*What to produce*. Decide whether each statement agrees with the SynWTS dataset page below, answering yes or no and quoting the words from the page that settle it. (a) The dataset carries a CC BY-SA 4.0 license. (b) The dataset was developed for Track 1 of the 2026 AI City Challenge. (c) The dataset's annotations were produced by crowdworkers.

*Page excerpt*.
File size: 6,160 Bytes

045a6a9

---
annotations_creators:
- expert-generated
language:
- en
language_creators:
- expert-generated
license: cc-by-sa-4.0
multimodality:
- video
- text
pretty_name: 'SynWTS: Synthetic Woven Traffic Safety Dataset'
size_categories:
- 100<n<1K
source_datasets:
- WTS (Woven Traffic Safety)
tags:
- traffic-safety
- sim2real
- video-captioning
- vqa
- autonomous-driving
- ai-city-challenge
- vlm
- multimodal
- description
task_categories:
- visual-question-answering
- video-classification
- question-answering
- text-generation
- video-text-to-text
task_ids:
- visual-question-answering
- natural-language-inference
- closed-domain-qa
- multiple-choice-qa
contact: David C. Anastasiu danastasiu@scu.edu
---

# SynWTS: Synthetic Woven Traffic Safety Dataset

SynWTS is a high-fidelity synthetic dataset built as a **Digital Twin** of the [Woven Traffic Safety (WTS) dataset](https://woven-visionai.github.io/wts-dataset-homepage/). It is developed for the [**2026 AI City Challenge (Track 2)**](https://www.aicitychallenge.org/2026-track2/) to advance Sim2Real research in transportation safety understanding.

*Extracted entries*.
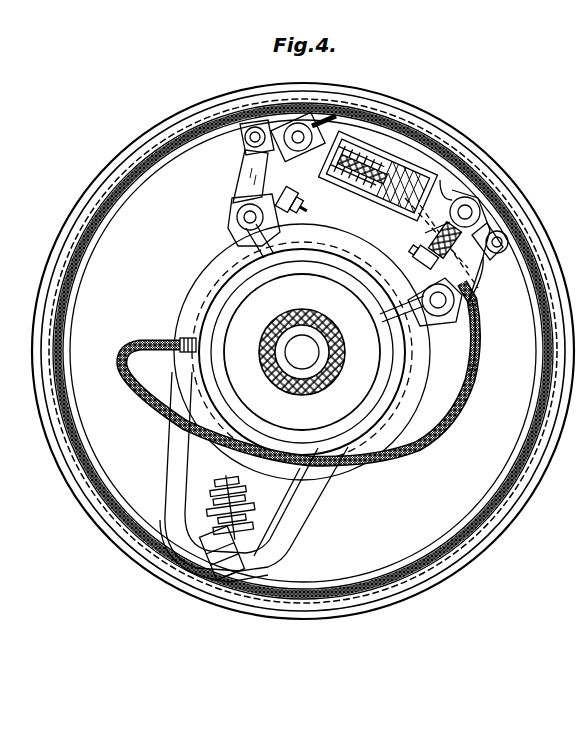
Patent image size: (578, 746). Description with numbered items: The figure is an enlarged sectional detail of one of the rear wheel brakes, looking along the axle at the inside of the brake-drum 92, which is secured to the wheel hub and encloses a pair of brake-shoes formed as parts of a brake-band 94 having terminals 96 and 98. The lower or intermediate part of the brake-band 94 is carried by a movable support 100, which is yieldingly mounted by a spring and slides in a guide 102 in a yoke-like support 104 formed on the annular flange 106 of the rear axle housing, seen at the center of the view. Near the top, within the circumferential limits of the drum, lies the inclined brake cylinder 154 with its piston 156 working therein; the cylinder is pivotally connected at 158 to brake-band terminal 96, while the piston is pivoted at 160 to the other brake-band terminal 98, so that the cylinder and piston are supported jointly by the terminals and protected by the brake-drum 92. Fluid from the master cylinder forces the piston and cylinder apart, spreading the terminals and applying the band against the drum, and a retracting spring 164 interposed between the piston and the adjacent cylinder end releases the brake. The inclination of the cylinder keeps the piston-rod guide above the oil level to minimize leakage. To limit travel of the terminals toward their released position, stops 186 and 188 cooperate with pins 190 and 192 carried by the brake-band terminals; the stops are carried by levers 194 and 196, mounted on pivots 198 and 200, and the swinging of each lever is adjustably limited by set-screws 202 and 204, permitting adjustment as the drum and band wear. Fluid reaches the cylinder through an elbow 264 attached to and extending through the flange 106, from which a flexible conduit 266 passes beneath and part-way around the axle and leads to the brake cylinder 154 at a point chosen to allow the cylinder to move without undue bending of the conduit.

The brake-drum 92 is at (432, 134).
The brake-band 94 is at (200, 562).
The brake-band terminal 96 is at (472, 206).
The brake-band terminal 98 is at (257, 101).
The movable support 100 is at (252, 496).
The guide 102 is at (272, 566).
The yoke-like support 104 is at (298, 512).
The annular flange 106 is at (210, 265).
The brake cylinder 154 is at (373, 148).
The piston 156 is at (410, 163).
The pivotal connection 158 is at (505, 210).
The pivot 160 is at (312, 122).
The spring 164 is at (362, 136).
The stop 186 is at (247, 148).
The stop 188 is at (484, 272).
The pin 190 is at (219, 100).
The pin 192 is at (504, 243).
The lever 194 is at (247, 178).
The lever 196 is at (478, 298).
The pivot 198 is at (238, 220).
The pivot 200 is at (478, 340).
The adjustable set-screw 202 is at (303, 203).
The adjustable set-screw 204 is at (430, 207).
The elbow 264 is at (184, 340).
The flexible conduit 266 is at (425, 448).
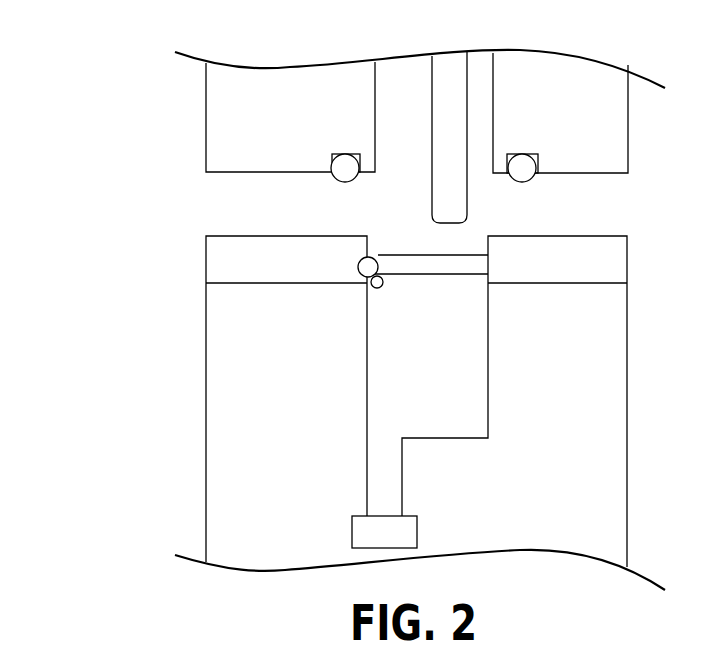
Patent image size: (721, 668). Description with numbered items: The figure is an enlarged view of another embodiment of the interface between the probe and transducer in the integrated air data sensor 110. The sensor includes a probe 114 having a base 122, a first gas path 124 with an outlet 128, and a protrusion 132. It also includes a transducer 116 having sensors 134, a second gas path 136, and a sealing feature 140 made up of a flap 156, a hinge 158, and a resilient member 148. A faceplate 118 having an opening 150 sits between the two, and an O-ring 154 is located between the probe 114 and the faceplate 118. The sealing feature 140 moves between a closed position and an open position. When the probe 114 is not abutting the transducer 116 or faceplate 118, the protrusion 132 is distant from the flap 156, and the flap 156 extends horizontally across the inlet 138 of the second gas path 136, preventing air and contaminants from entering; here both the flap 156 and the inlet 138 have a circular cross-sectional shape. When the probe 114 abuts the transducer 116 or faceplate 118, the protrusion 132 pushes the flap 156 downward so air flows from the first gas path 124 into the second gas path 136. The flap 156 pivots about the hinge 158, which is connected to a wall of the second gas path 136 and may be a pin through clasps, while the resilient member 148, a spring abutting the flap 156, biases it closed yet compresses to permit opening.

*Worked answer*.
(a) Yes: "license: cc-by-sa-4.0"
(b) No: "2026 AI City Challenge (Track 2)"
(c) No: "annotations_creators:" is followed by "expert-generated"